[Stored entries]
--- START ---
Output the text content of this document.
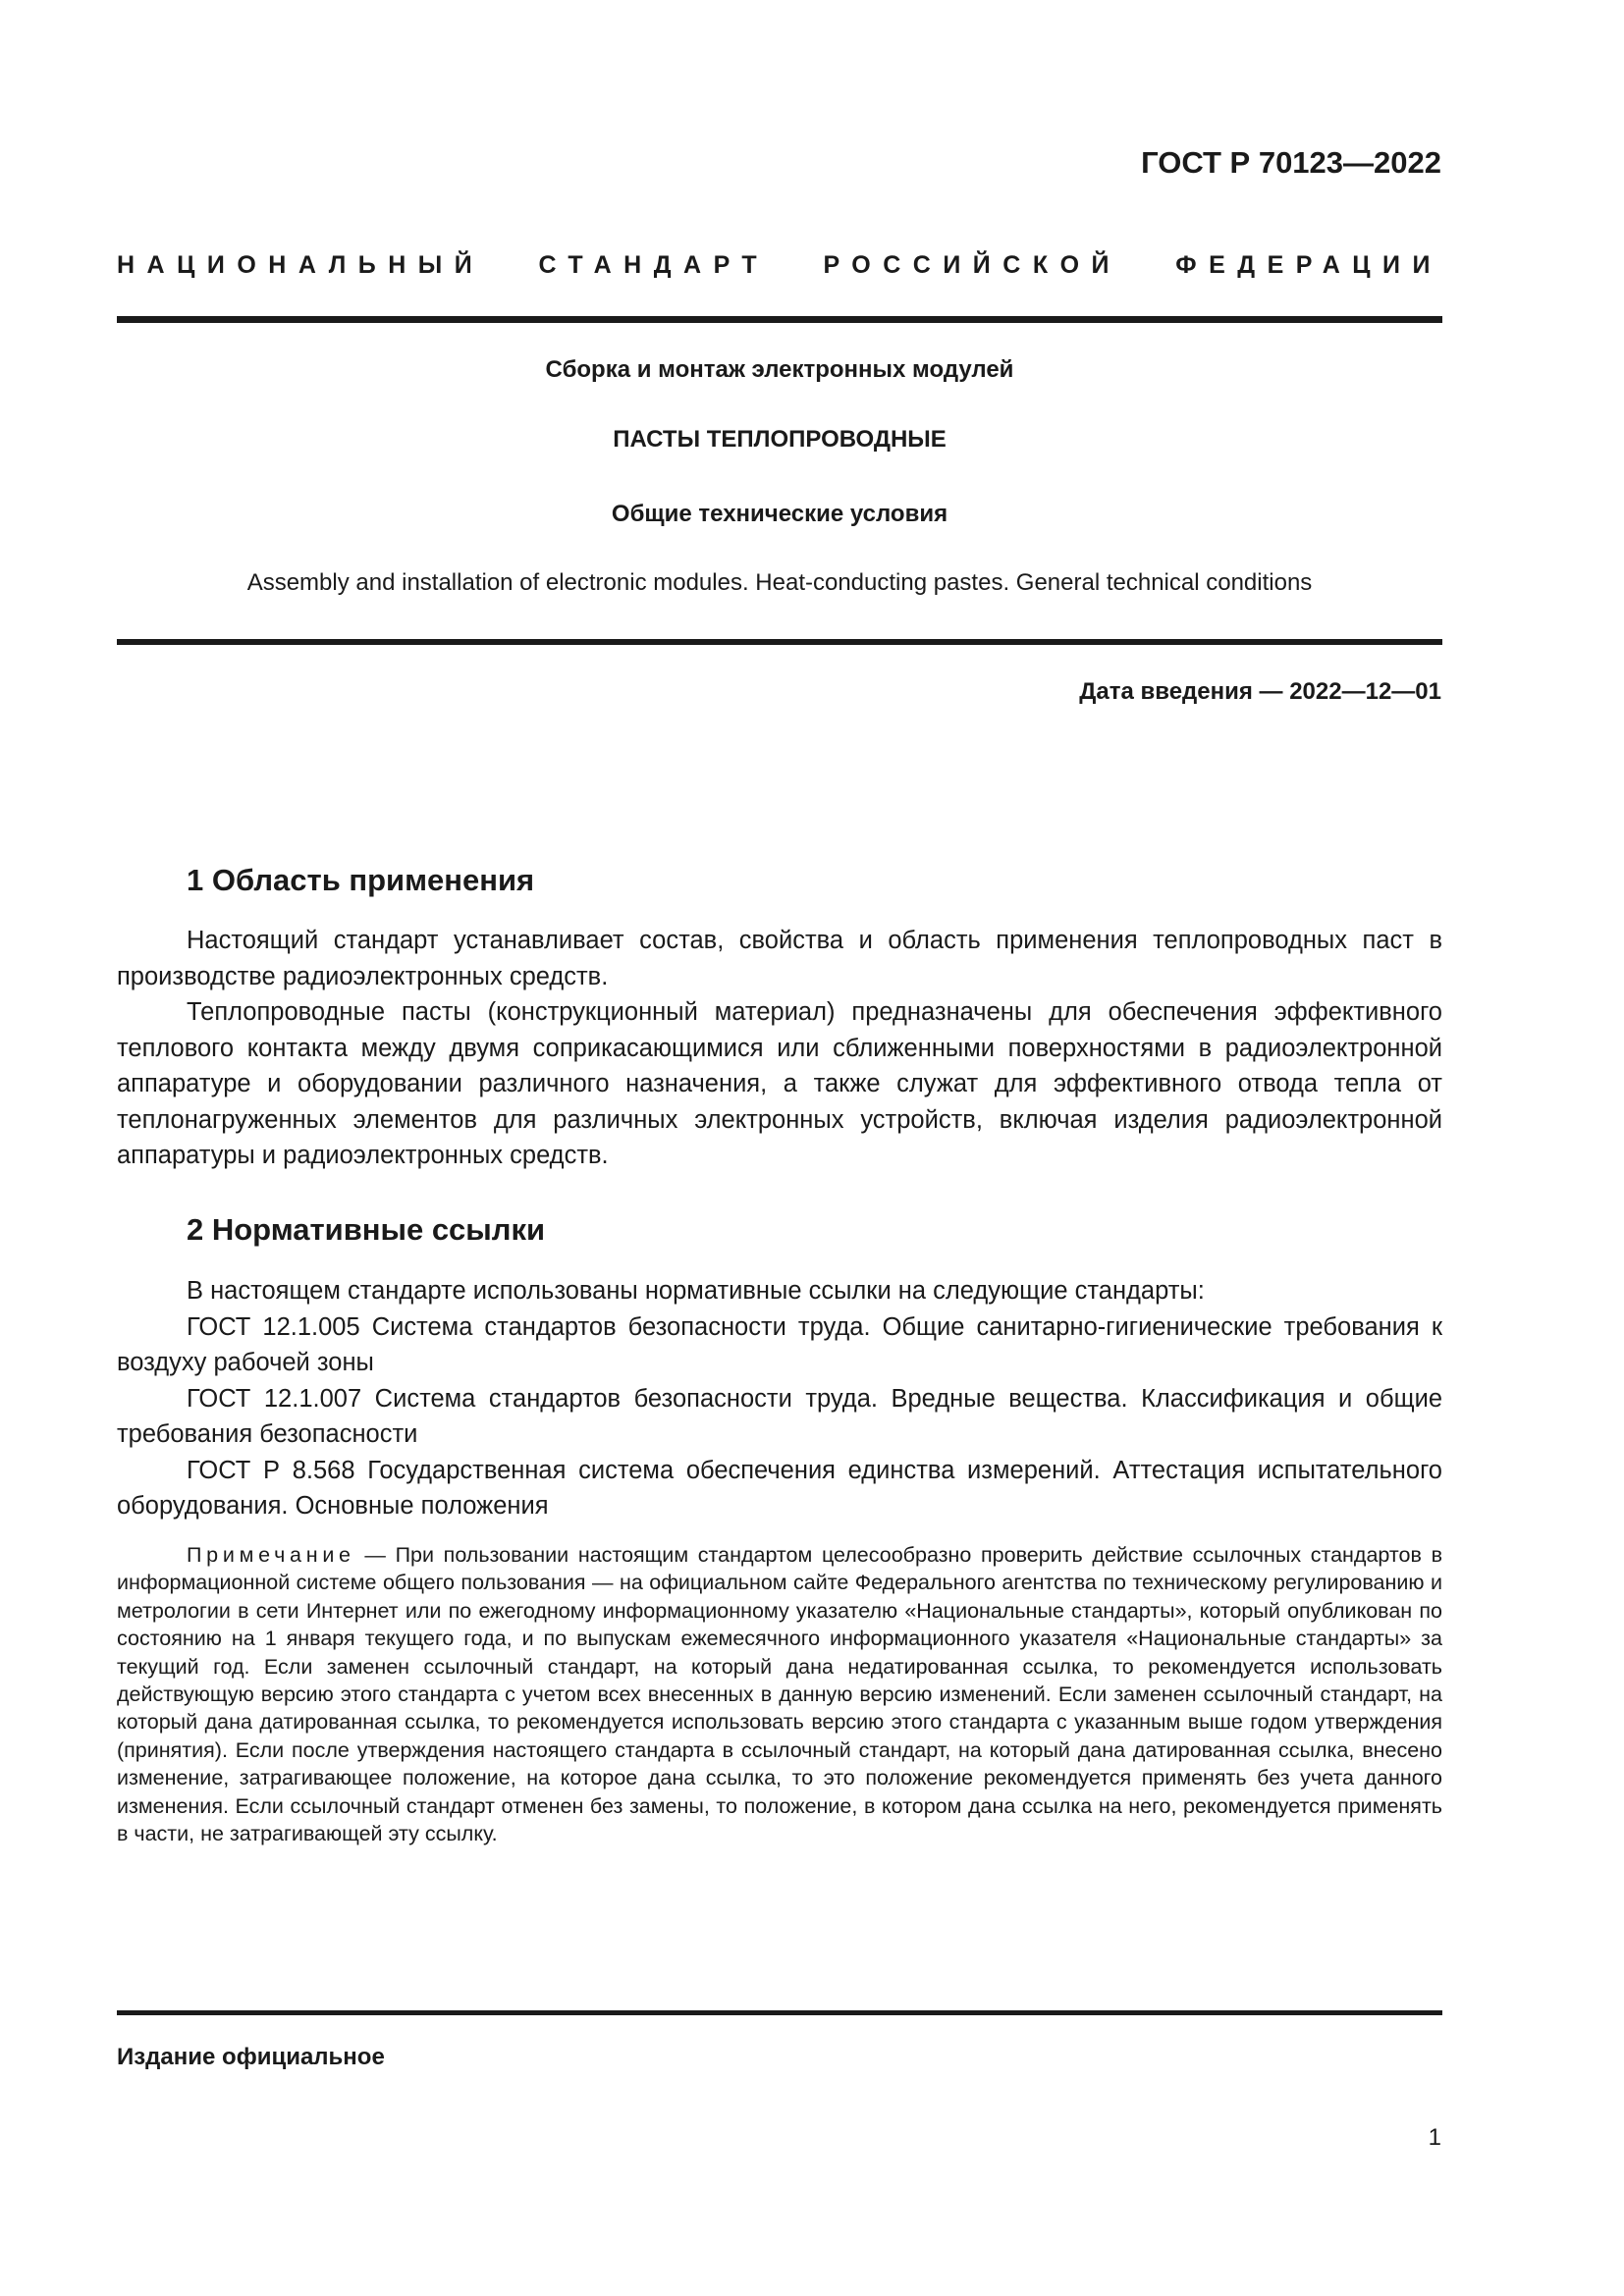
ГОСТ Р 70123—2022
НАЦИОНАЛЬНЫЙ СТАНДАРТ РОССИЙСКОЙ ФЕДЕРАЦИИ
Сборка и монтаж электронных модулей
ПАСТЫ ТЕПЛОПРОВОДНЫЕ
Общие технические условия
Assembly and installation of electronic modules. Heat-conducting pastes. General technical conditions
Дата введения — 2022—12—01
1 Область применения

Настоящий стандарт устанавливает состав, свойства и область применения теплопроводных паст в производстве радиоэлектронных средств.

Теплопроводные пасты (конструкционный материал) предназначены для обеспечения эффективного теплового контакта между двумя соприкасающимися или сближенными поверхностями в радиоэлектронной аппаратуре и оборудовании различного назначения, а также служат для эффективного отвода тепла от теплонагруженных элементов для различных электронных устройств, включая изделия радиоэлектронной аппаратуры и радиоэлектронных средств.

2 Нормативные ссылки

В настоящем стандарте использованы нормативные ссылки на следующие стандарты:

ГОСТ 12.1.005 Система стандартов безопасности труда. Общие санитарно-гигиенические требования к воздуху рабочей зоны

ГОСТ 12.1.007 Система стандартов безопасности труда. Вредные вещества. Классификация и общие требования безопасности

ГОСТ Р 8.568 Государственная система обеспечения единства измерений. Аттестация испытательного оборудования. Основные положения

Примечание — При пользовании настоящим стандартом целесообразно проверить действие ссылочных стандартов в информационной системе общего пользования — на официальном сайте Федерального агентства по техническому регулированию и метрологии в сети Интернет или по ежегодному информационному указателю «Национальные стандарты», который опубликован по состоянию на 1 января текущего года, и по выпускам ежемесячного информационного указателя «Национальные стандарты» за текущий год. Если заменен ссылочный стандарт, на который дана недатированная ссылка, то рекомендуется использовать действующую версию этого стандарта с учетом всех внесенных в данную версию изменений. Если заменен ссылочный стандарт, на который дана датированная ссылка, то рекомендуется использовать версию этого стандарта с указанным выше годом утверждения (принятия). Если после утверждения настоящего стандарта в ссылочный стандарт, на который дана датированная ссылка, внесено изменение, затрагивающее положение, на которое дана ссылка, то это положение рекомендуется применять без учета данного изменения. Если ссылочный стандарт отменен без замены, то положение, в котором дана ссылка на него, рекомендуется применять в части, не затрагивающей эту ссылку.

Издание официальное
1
--- END ---
## Your task
Write out the whole listing exactly, and drop the pictures.

## Task output
Output the text content of this document.
ГОСТ Р 70123—2022
НАЦИОНАЛЬНЫЙ СТАНДАРТ РОССИЙСКОЙ ФЕДЕРАЦИИ
Сборка и монтаж электронных модулей
ПАСТЫ ТЕПЛОПРОВОДНЫЕ
Общие технические условия
Assembly and installation of electronic modules. Heat-conducting pastes. General technical conditions
Дата введения — 2022—12—01
1 Область применения

Настоящий стандарт устанавливает состав, свойства и область применения теплопроводных паст в производстве радиоэлектронных средств.

Теплопроводные пасты (конструкционный материал) предназначены для обеспечения эффективного теплового контакта между двумя соприкасающимися или сближенными поверхностями в радиоэлектронной аппаратуре и оборудовании различного назначения, а также служат для эффективного отвода тепла от теплонагруженных элементов для различных электронных устройств, включая изделия радиоэлектронной аппаратуры и радиоэлектронных средств.

2 Нормативные ссылки

В настоящем стандарте использованы нормативные ссылки на следующие стандарты:

ГОСТ 12.1.005 Система стандартов безопасности труда. Общие санитарно-гигиенические требования к воздуху рабочей зоны

ГОСТ 12.1.007 Система стандартов безопасности труда. Вредные вещества. Классификация и общие требования безопасности

ГОСТ Р 8.568 Государственная система обеспечения единства измерений. Аттестация испытательного оборудования. Основные положения

Примечание — При пользовании настоящим стандартом целесообразно проверить действие ссылочных стандартов в информационной системе общего пользования — на официальном сайте Федерального агентства по техническому регулированию и метрологии в сети Интернет или по ежегодному информационному указателю «Национальные стандарты», который опубликован по состоянию на 1 января текущего года, и по выпускам ежемесячного информационного указателя «Национальные стандарты» за текущий год. Если заменен ссылочный стандарт, на который дана недатированная ссылка, то рекомендуется использовать действующую версию этого стандарта с учетом всех внесенных в данную версию изменений. Если заменен ссылочный стандарт, на который дана датированная ссылка, то рекомендуется использовать версию этого стандарта с указанным выше годом утверждения (принятия). Если после утверждения настоящего стандарта в ссылочный стандарт, на который дана датированная ссылка, внесено изменение, затрагивающее положение, на которое дана ссылка, то это положение рекомендуется применять без учета данного изменения. Если ссылочный стандарт отменен без замены, то положение, в котором дана ссылка на него, рекомендуется применять в части, не затрагивающей эту ссылку.

Издание официальное
1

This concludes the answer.